(Stored data)

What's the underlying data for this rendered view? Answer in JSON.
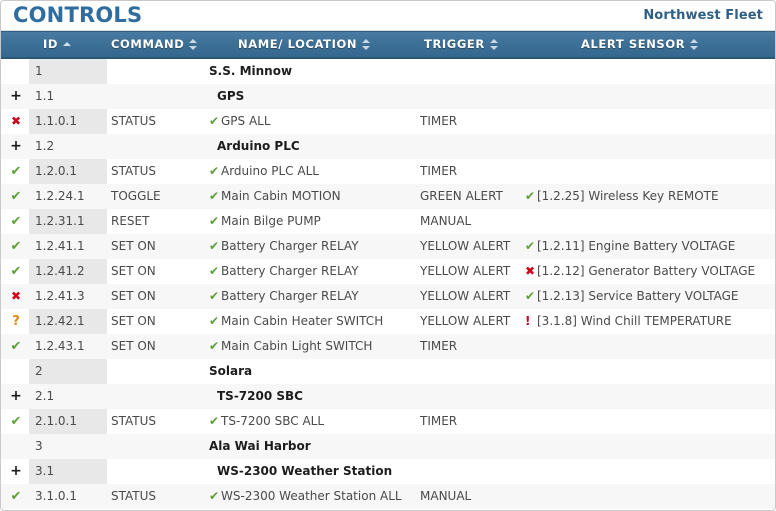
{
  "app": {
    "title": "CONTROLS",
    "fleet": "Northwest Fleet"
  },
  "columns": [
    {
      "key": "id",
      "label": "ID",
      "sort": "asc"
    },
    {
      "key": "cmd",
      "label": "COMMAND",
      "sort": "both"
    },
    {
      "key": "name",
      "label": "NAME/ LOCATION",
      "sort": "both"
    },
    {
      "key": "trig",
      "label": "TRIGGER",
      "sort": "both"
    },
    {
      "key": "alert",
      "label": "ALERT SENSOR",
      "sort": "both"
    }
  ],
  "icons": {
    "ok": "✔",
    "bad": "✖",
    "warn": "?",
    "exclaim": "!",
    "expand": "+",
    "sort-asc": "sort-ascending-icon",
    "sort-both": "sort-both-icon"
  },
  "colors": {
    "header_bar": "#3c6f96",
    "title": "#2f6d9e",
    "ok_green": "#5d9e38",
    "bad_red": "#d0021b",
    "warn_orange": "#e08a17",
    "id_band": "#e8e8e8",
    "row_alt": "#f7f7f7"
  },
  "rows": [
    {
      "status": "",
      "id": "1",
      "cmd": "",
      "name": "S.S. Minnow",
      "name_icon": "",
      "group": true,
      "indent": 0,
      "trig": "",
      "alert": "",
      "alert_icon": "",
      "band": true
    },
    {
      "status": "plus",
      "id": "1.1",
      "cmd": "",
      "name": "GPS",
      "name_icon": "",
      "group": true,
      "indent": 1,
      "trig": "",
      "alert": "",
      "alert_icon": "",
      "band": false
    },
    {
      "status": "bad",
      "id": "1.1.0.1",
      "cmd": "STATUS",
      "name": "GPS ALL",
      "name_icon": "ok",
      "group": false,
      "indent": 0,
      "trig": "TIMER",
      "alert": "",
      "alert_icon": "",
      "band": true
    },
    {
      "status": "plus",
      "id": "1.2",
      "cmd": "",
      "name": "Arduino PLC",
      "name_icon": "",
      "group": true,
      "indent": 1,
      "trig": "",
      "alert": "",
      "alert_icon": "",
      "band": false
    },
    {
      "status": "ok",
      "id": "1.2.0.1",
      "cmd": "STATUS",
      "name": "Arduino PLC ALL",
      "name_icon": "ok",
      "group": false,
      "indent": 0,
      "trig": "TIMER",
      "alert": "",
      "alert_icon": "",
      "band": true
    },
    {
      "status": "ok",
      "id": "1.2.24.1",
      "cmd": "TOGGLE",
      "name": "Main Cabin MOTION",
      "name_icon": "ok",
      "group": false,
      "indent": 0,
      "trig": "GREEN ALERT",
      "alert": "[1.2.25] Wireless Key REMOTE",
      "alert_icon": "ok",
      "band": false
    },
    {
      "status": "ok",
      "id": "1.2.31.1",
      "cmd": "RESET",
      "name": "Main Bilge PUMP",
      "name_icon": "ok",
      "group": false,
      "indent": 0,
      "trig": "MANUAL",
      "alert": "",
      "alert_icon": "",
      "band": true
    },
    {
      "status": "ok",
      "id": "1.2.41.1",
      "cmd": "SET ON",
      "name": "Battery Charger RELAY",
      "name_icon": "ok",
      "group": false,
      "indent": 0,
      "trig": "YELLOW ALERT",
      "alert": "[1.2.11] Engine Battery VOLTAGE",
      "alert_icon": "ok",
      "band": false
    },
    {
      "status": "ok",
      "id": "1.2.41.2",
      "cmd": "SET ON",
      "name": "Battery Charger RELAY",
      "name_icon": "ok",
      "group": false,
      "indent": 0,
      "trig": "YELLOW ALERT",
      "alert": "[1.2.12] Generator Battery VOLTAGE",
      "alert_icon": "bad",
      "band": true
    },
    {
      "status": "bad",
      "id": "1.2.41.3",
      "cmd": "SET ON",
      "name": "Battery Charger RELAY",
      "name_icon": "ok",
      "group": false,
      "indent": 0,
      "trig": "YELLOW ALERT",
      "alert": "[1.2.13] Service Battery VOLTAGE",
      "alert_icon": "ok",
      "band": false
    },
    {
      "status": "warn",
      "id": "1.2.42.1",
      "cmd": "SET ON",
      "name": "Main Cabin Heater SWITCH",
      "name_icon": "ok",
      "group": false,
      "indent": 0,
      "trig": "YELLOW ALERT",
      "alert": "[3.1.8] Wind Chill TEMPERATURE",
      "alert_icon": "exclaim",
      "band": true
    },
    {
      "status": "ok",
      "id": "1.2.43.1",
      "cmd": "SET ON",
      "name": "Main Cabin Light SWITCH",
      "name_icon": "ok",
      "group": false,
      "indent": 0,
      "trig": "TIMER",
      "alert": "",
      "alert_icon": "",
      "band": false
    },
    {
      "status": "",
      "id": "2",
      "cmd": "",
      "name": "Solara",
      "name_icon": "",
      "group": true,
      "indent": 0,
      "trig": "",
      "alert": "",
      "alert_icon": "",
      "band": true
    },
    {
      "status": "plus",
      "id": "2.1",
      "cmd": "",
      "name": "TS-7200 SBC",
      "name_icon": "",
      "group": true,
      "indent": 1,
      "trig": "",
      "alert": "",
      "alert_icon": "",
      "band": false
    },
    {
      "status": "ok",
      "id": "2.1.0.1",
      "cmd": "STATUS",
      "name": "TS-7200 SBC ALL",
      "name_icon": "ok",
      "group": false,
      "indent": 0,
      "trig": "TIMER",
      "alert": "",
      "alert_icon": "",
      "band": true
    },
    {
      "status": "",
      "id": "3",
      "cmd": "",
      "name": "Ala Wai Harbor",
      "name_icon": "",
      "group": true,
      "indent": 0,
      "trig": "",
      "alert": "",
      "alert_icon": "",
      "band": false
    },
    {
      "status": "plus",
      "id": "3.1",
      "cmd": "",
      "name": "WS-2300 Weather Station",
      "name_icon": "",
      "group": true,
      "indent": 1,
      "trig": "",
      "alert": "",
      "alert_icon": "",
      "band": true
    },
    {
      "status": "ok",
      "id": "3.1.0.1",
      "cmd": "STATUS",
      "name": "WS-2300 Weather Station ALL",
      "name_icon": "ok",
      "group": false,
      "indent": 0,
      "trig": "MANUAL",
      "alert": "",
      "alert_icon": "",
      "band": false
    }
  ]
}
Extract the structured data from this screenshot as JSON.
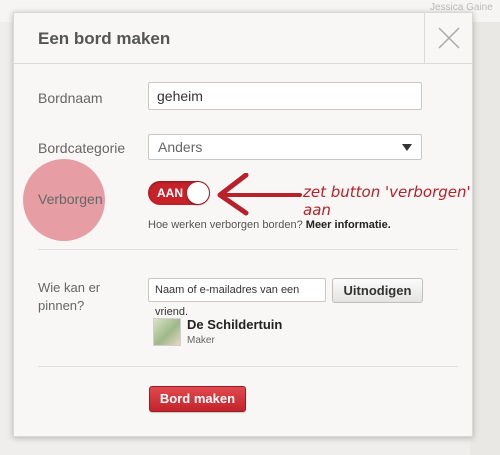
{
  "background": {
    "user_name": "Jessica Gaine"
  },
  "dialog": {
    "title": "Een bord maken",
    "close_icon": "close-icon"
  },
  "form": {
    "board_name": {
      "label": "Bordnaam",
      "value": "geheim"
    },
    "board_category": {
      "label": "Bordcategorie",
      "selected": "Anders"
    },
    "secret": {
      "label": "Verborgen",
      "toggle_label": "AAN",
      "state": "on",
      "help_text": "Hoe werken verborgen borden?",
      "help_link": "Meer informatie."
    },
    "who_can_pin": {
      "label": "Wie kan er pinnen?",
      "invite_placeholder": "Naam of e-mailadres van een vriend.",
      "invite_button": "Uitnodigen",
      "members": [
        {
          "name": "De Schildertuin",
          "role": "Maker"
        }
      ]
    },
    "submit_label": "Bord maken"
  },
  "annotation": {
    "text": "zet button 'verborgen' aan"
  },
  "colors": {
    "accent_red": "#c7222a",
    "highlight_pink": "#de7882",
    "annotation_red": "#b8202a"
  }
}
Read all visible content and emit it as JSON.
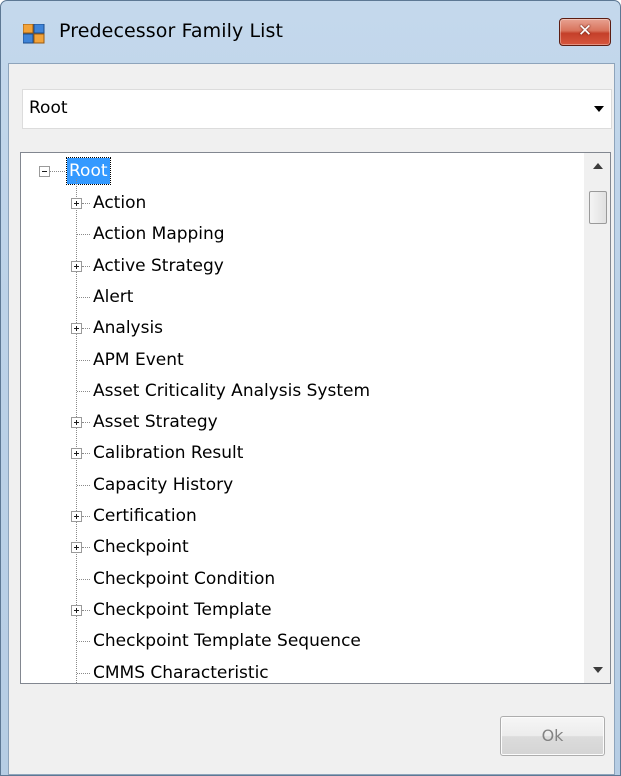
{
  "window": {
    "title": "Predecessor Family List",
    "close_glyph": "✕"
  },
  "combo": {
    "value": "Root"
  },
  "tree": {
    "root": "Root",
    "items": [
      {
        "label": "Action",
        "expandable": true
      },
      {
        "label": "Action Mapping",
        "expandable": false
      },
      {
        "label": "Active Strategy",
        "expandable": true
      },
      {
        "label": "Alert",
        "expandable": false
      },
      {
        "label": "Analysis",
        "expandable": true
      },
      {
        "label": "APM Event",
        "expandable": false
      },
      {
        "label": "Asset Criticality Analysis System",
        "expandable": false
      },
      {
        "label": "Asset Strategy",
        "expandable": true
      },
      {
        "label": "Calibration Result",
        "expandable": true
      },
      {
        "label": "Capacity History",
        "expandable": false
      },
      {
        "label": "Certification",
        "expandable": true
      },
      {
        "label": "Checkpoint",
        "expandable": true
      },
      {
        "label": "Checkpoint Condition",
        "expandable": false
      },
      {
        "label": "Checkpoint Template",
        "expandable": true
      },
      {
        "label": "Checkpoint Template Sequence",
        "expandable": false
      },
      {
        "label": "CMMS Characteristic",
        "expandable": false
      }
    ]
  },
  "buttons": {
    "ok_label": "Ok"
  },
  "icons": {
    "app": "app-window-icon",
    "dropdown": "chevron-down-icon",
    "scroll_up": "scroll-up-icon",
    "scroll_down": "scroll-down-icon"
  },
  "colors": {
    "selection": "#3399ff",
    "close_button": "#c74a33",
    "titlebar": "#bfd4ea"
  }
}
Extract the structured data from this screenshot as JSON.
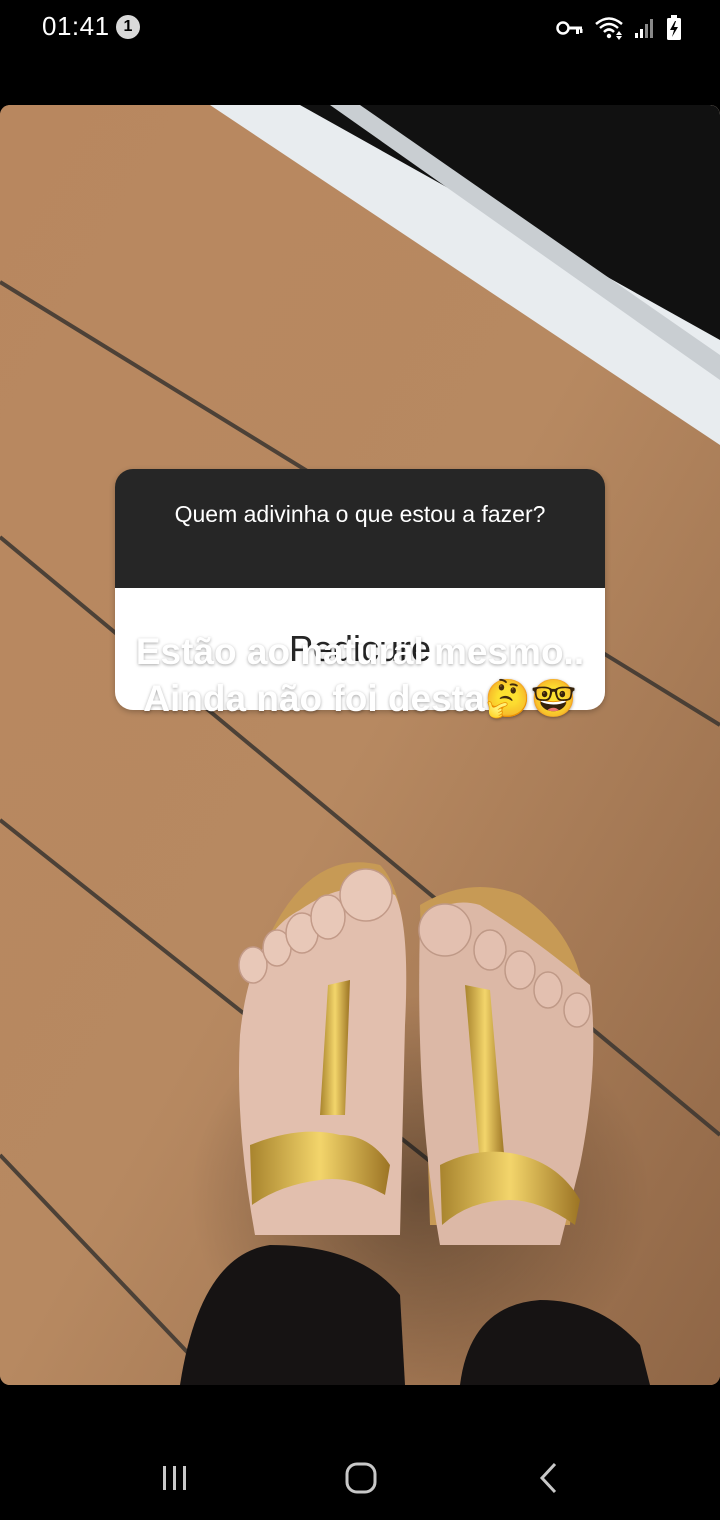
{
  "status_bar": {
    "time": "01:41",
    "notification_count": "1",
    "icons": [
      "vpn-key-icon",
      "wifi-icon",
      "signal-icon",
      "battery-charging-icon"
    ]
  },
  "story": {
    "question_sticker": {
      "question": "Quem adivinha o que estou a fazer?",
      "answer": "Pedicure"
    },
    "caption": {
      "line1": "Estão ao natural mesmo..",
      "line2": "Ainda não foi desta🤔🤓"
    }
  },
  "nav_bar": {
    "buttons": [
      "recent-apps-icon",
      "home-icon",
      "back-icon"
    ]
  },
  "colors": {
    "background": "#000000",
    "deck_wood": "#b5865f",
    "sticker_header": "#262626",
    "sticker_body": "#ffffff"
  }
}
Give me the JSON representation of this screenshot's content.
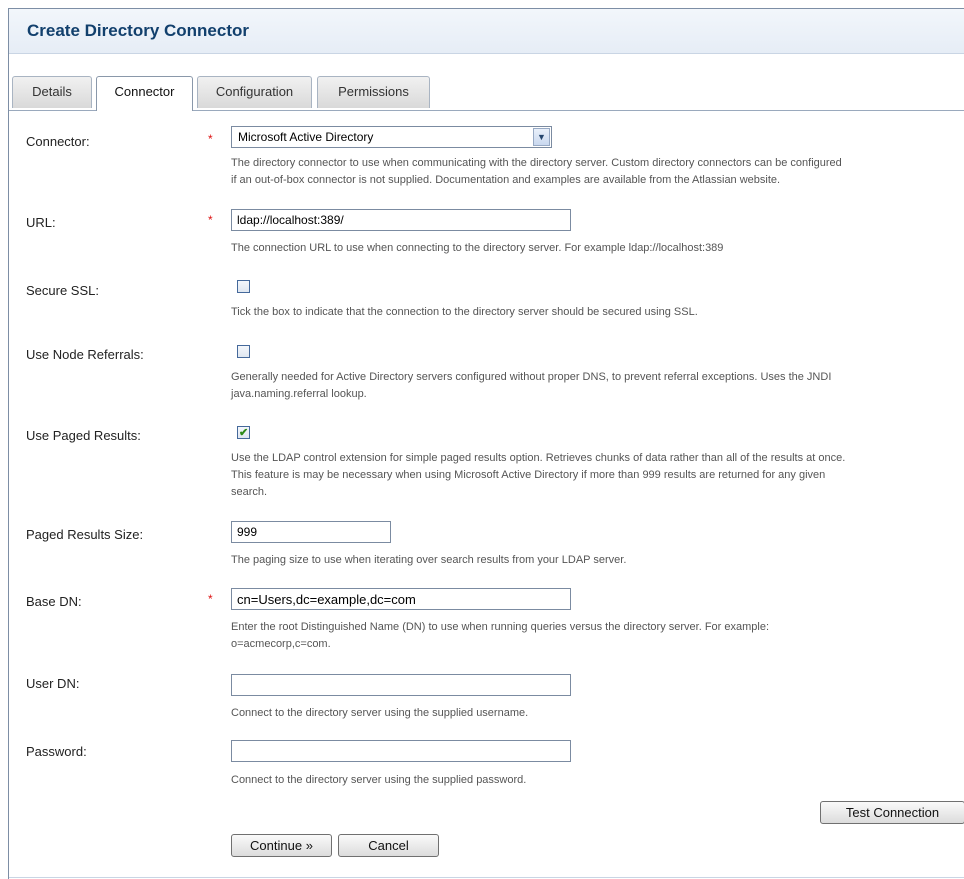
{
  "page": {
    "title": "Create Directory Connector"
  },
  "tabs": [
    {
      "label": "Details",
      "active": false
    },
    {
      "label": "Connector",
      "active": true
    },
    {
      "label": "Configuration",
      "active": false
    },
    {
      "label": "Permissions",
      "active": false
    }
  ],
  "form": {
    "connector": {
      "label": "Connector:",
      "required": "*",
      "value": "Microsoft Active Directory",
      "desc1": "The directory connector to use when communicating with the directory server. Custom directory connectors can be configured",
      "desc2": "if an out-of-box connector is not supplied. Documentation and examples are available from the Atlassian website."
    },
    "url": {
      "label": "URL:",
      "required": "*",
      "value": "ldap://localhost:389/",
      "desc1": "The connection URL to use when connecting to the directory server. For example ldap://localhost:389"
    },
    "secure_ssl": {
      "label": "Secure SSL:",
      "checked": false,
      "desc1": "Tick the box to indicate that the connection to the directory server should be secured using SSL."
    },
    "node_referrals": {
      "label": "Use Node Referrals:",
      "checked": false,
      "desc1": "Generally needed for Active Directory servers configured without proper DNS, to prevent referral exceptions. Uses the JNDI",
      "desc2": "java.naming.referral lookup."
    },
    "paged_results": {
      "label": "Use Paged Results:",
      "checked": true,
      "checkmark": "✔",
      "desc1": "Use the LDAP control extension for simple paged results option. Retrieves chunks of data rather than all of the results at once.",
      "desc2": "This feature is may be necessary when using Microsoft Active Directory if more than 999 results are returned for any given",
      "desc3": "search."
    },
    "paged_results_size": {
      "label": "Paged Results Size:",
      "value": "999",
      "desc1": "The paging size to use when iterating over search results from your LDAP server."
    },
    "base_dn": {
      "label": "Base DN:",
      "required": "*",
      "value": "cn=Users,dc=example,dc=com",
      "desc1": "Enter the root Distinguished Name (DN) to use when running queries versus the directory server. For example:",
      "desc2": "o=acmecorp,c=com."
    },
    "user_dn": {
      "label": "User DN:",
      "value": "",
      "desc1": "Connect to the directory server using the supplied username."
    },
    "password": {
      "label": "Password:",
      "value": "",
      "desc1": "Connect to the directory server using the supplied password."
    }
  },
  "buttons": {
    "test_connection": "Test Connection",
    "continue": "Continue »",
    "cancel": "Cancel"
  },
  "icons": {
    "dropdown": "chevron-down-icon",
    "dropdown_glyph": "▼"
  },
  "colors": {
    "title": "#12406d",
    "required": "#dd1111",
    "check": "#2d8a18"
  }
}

(Problem details) Copy out every line from the material above in which the word "Station" appears.

(Answer to this problem)
      "name": "WS-2300 Weather Station",
      "name": "WS-2300 Weather Station ALL",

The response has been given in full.